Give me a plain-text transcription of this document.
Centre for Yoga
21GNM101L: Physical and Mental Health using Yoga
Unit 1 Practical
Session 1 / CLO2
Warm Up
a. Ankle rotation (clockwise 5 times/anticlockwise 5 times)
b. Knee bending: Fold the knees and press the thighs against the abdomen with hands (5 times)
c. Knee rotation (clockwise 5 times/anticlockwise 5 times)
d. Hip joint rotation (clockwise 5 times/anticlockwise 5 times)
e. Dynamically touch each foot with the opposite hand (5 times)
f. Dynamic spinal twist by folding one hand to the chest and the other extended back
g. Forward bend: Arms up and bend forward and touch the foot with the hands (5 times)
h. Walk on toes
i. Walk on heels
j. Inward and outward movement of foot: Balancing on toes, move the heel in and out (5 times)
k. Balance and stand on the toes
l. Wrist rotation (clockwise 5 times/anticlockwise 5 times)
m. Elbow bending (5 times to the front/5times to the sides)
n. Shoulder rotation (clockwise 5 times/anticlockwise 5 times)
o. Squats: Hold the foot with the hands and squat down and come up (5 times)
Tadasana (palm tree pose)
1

EXERCISE DIRECTIONS:
Pull every line containing "Yoga" from the data.

RESULT BELOW:
Centre for Yoga
21GNM101L: Physical and Mental Health using Yoga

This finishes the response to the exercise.